### What the task asks
Write out each line exactly as given. Leave the pictures out of your copy.

Figure record listings:
■ ■ ■
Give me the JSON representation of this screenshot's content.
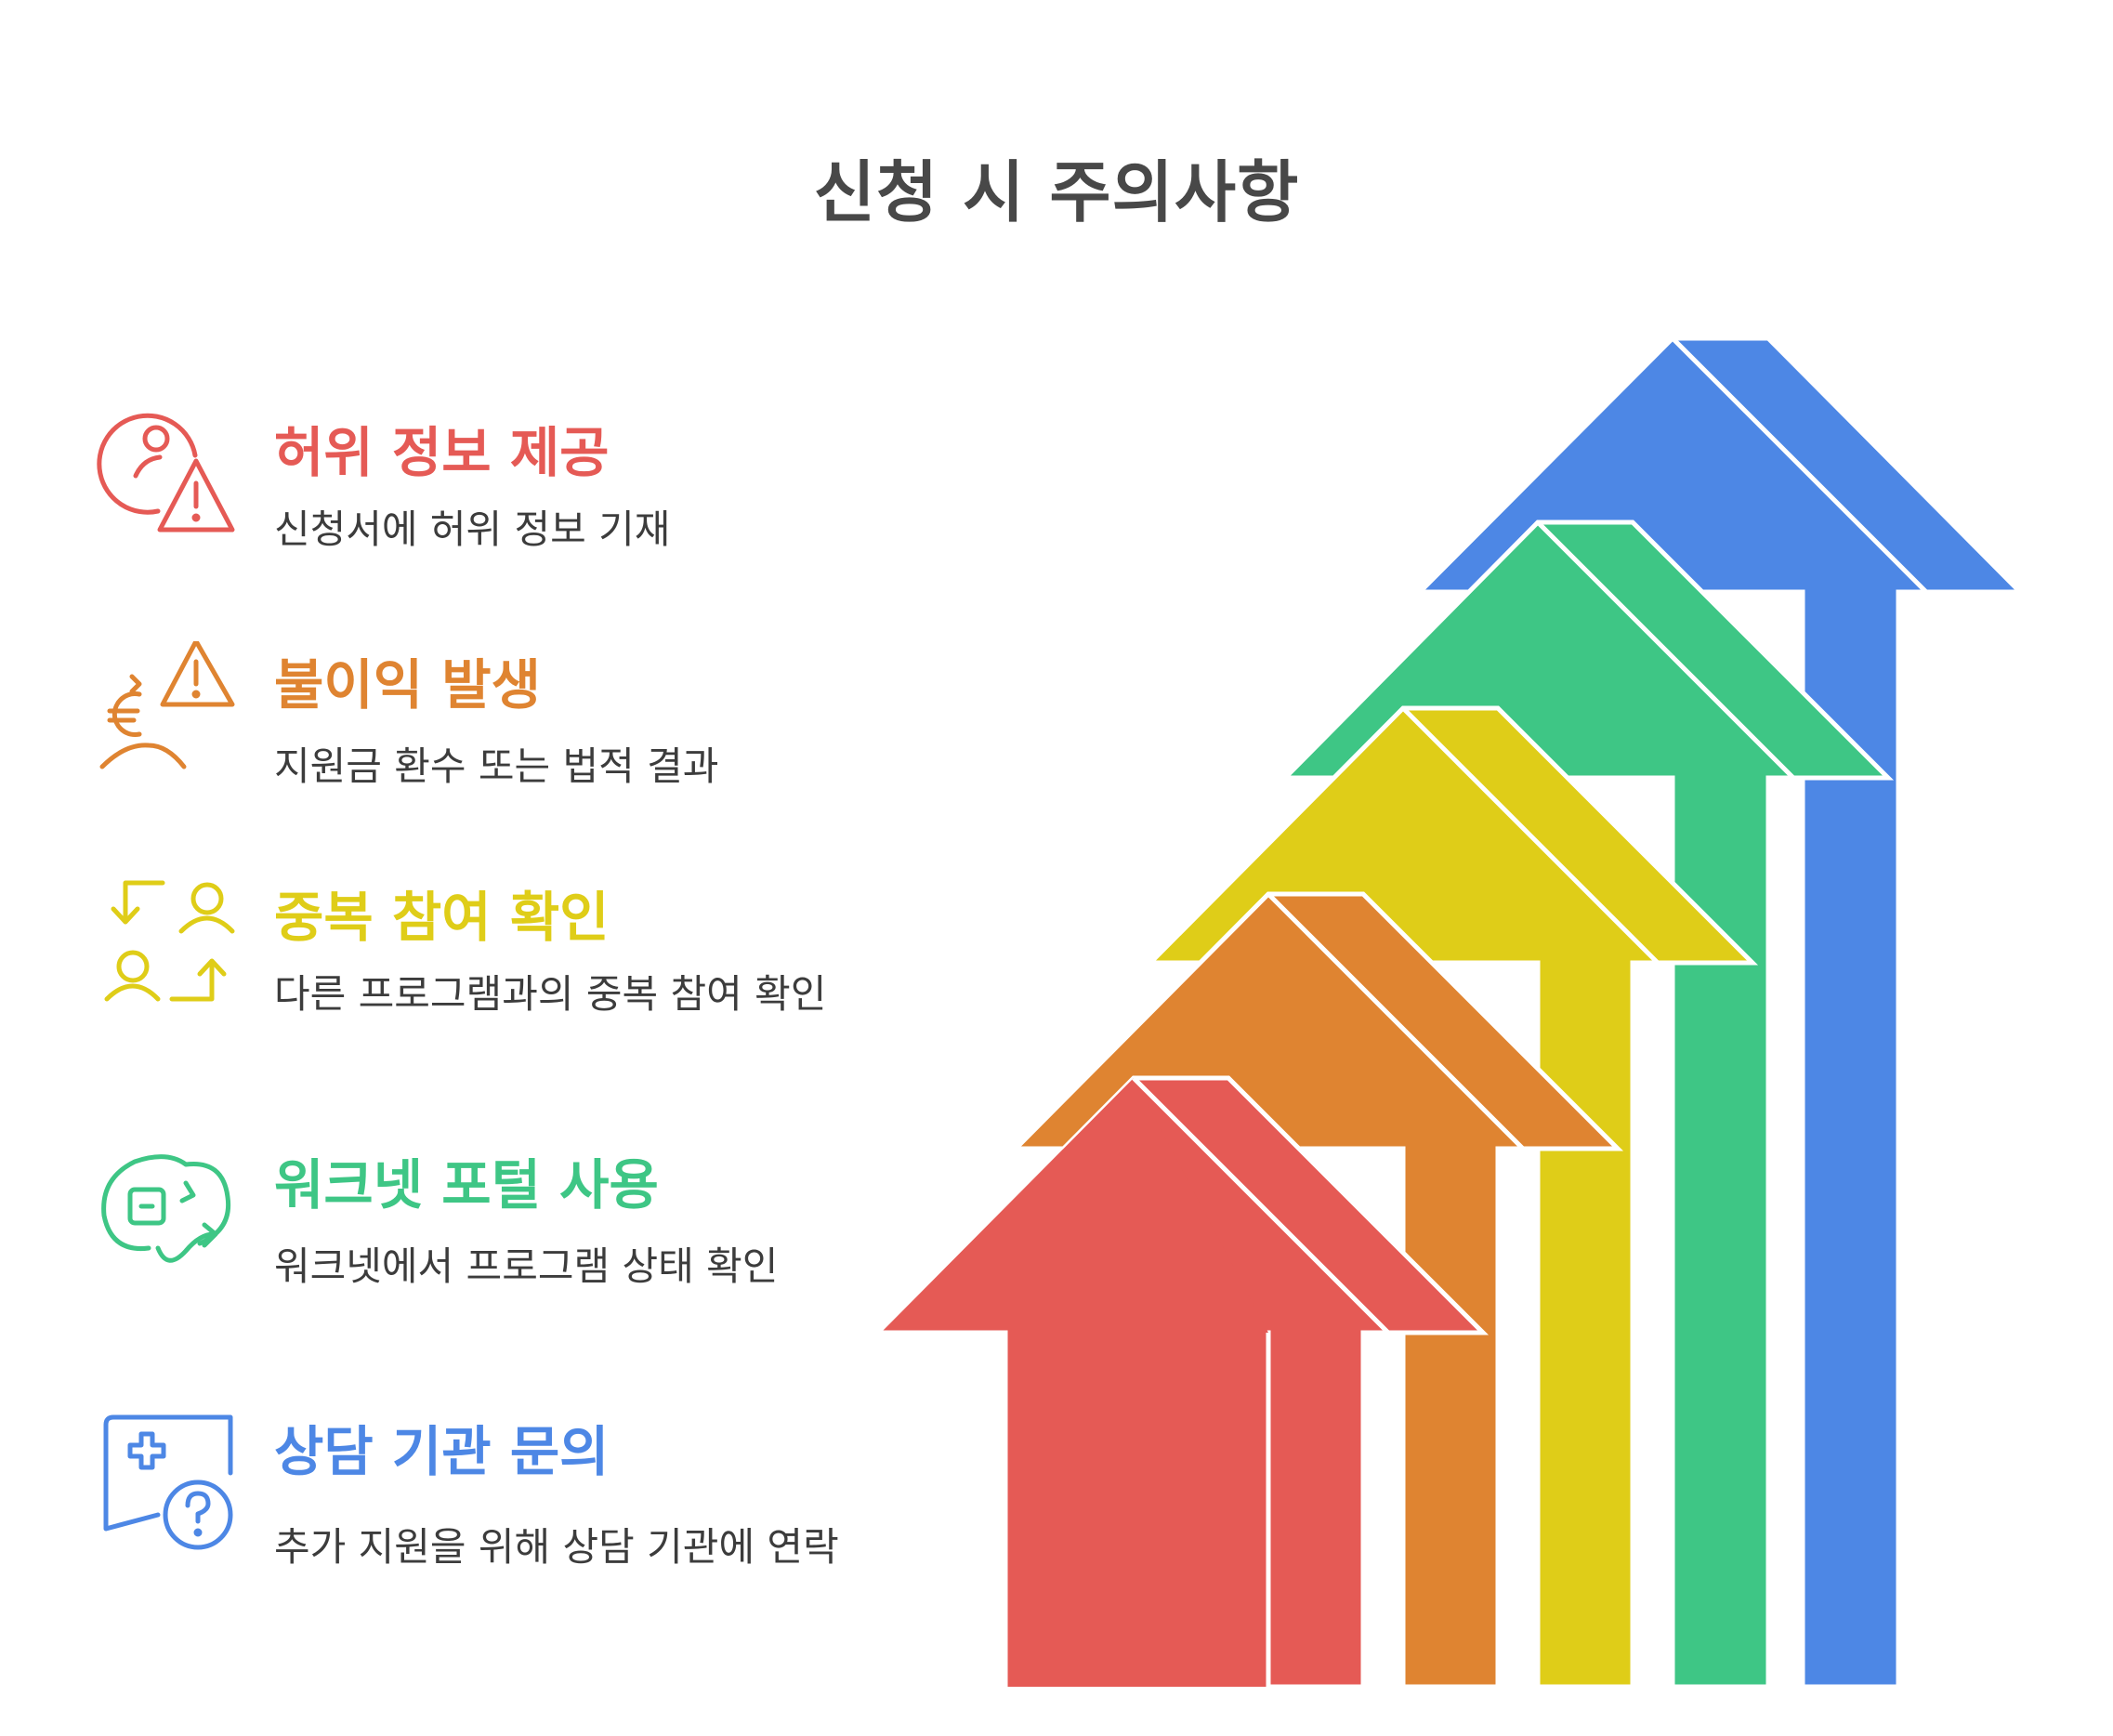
{
  "title": "신청 시 주의사항",
  "items": [
    {
      "heading": "허위 정보 제공",
      "description": "신청서에 허위 정보 기재",
      "icon": "person-warning-icon",
      "color": "#e55a55"
    },
    {
      "heading": "불이익 발생",
      "description": "지원금 환수 또는 법적 결과",
      "icon": "euro-warning-icon",
      "color": "#df8431"
    },
    {
      "heading": "중복 참여 확인",
      "description": "다른 프로그램과의 중복 참여 확인",
      "icon": "people-swap-icon",
      "color": "#dfcd18"
    },
    {
      "heading": "워크넷 포털 사용",
      "description": "워크넷에서 프로그램 상태 확인",
      "icon": "web-portal-icon",
      "color": "#3ec685"
    },
    {
      "heading": "상담 기관 문의",
      "description": "추가 지원을 위해 상담 기관에 연락",
      "icon": "help-chat-icon",
      "color": "#4d87e5"
    }
  ]
}
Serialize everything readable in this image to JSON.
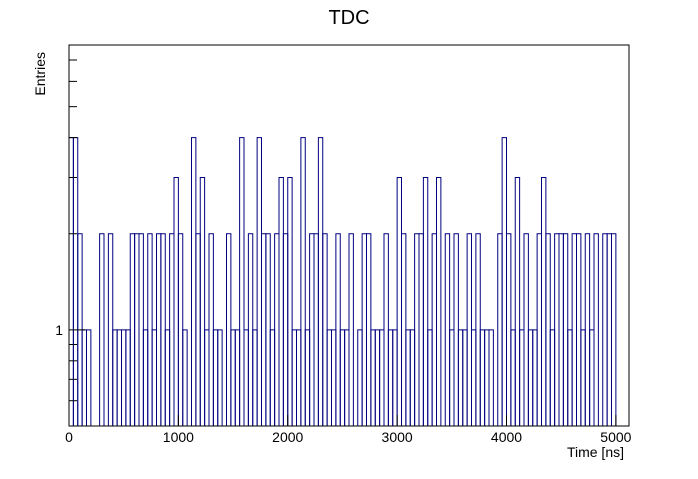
{
  "chart_data": {
    "type": "histogram",
    "title": "TDC",
    "xlabel": "Time [ns]",
    "ylabel": "Entries",
    "color": "#000080",
    "log_y": true,
    "bins": [
      0,
      40,
      80,
      120,
      160,
      200,
      240,
      280,
      320,
      360,
      400,
      440,
      480,
      520,
      560,
      600,
      640,
      680,
      720,
      760,
      800,
      840,
      880,
      920,
      960,
      1000,
      1040,
      1080,
      1120,
      1160,
      1200,
      1240,
      1280,
      1320,
      1360,
      1400,
      1440,
      1480,
      1520,
      1560,
      1600,
      1640,
      1680,
      1720,
      1760,
      1800,
      1840,
      1880,
      1920,
      1960,
      2000,
      2040,
      2080,
      2120,
      2160,
      2200,
      2240,
      2280,
      2320,
      2360,
      2400,
      2440,
      2480,
      2520,
      2560,
      2600,
      2640,
      2680,
      2720,
      2760,
      2800,
      2840,
      2880,
      2920,
      2960,
      3000,
      3040,
      3080,
      3120,
      3160,
      3200,
      3240,
      3280,
      3320,
      3360,
      3400,
      3440,
      3480,
      3520,
      3560,
      3600,
      3640,
      3680,
      3720,
      3760,
      3800,
      3840,
      3880,
      3920,
      3960,
      4000,
      4040,
      4080,
      4120,
      4160,
      4200,
      4240,
      4280,
      4320,
      4360,
      4400,
      4440,
      4480,
      4520,
      4560,
      4600,
      4640,
      4680,
      4720,
      4760,
      4800,
      4840,
      4880,
      4920,
      4960,
      5000,
      5040,
      5080,
      5120
    ],
    "values": [
      4,
      4,
      2,
      1,
      1,
      0,
      0,
      2,
      0,
      2,
      1,
      1,
      1,
      1,
      2,
      2,
      2,
      1,
      2,
      1,
      2,
      2,
      1,
      2,
      3,
      2,
      1,
      0,
      4,
      2,
      3,
      1,
      2,
      1,
      1,
      0,
      2,
      1,
      1,
      4,
      1,
      2,
      1,
      4,
      2,
      2,
      1,
      2,
      3,
      2,
      3,
      1,
      1,
      4,
      1,
      2,
      2,
      4,
      2,
      1,
      1,
      2,
      1,
      1,
      2,
      0,
      1,
      2,
      2,
      1,
      1,
      1,
      2,
      1,
      1,
      3,
      2,
      1,
      1,
      2,
      2,
      3,
      1,
      2,
      3,
      0,
      2,
      1,
      2,
      1,
      1,
      2,
      1,
      2,
      1,
      1,
      1,
      0,
      2,
      4,
      2,
      1,
      3,
      1,
      2,
      1,
      1,
      2,
      3,
      2,
      1,
      2,
      2,
      2,
      1,
      2,
      2,
      1,
      2,
      1,
      2,
      0,
      2,
      2,
      2,
      0,
      0,
      0
    ],
    "xlim": [
      0,
      5120
    ],
    "xticks": [
      0,
      1000,
      2000,
      3000,
      4000,
      5000
    ],
    "ylim": [
      0.5,
      7.8
    ],
    "yticks": [
      1
    ],
    "yminorticks": [
      0.6,
      0.7,
      0.8,
      0.9,
      2,
      3,
      4,
      5,
      6,
      7
    ]
  }
}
■ ■ ■
### Written solution
Give me the JSON representation of this screenshot's content.
{
  "title": "신청 시 주의사항",
  "items": [
    {
      "heading": "허위 정보 제공",
      "description": "신청서에 허위 정보 기재",
      "icon": "person-warning-icon",
      "color": "#e55a55"
    },
    {
      "heading": "불이익 발생",
      "description": "지원금 환수 또는 법적 결과",
      "icon": "euro-warning-icon",
      "color": "#df8431"
    },
    {
      "heading": "중복 참여 확인",
      "description": "다른 프로그램과의 중복 참여 확인",
      "icon": "people-swap-icon",
      "color": "#dfcd18"
    },
    {
      "heading": "워크넷 포털 사용",
      "description": "워크넷에서 프로그램 상태 확인",
      "icon": "web-portal-icon",
      "color": "#3ec685"
    },
    {
      "heading": "상담 기관 문의",
      "description": "추가 지원을 위해 상담 기관에 연락",
      "icon": "help-chat-icon",
      "color": "#4d87e5"
    }
  ]
}
Serialize everything readable in this image to JSON.
{
  "chart_data": {
    "type": "histogram",
    "title": "TDC",
    "xlabel": "Time [ns]",
    "ylabel": "Entries",
    "color": "#000080",
    "log_y": true,
    "bins": [
      0,
      40,
      80,
      120,
      160,
      200,
      240,
      280,
      320,
      360,
      400,
      440,
      480,
      520,
      560,
      600,
      640,
      680,
      720,
      760,
      800,
      840,
      880,
      920,
      960,
      1000,
      1040,
      1080,
      1120,
      1160,
      1200,
      1240,
      1280,
      1320,
      1360,
      1400,
      1440,
      1480,
      1520,
      1560,
      1600,
      1640,
      1680,
      1720,
      1760,
      1800,
      1840,
      1880,
      1920,
      1960,
      2000,
      2040,
      2080,
      2120,
      2160,
      2200,
      2240,
      2280,
      2320,
      2360,
      2400,
      2440,
      2480,
      2520,
      2560,
      2600,
      2640,
      2680,
      2720,
      2760,
      2800,
      2840,
      2880,
      2920,
      2960,
      3000,
      3040,
      3080,
      3120,
      3160,
      3200,
      3240,
      3280,
      3320,
      3360,
      3400,
      3440,
      3480,
      3520,
      3560,
      3600,
      3640,
      3680,
      3720,
      3760,
      3800,
      3840,
      3880,
      3920,
      3960,
      4000,
      4040,
      4080,
      4120,
      4160,
      4200,
      4240,
      4280,
      4320,
      4360,
      4400,
      4440,
      4480,
      4520,
      4560,
      4600,
      4640,
      4680,
      4720,
      4760,
      4800,
      4840,
      4880,
      4920,
      4960,
      5000,
      5040,
      5080,
      5120
    ],
    "values": [
      4,
      4,
      2,
      1,
      1,
      0,
      0,
      2,
      0,
      2,
      1,
      1,
      1,
      1,
      2,
      2,
      2,
      1,
      2,
      1,
      2,
      2,
      1,
      2,
      3,
      2,
      1,
      0,
      4,
      2,
      3,
      1,
      2,
      1,
      1,
      0,
      2,
      1,
      1,
      4,
      1,
      2,
      1,
      4,
      2,
      2,
      1,
      2,
      3,
      2,
      3,
      1,
      1,
      4,
      1,
      2,
      2,
      4,
      2,
      1,
      1,
      2,
      1,
      1,
      2,
      0,
      1,
      2,
      2,
      1,
      1,
      1,
      2,
      1,
      1,
      3,
      2,
      1,
      1,
      2,
      2,
      3,
      1,
      2,
      3,
      0,
      2,
      1,
      2,
      1,
      1,
      2,
      1,
      2,
      1,
      1,
      1,
      0,
      2,
      4,
      2,
      1,
      3,
      1,
      2,
      1,
      1,
      2,
      3,
      2,
      1,
      2,
      2,
      2,
      1,
      2,
      2,
      1,
      2,
      1,
      2,
      0,
      2,
      2,
      2,
      0,
      0,
      0
    ],
    "xlim": [
      0,
      5120
    ],
    "xticks": [
      0,
      1000,
      2000,
      3000,
      4000,
      5000
    ],
    "ylim": [
      0.5,
      7.8
    ],
    "yticks": [
      1
    ],
    "yminorticks": [
      0.6,
      0.7,
      0.8,
      0.9,
      2,
      3,
      4,
      5,
      6,
      7
    ]
  }
}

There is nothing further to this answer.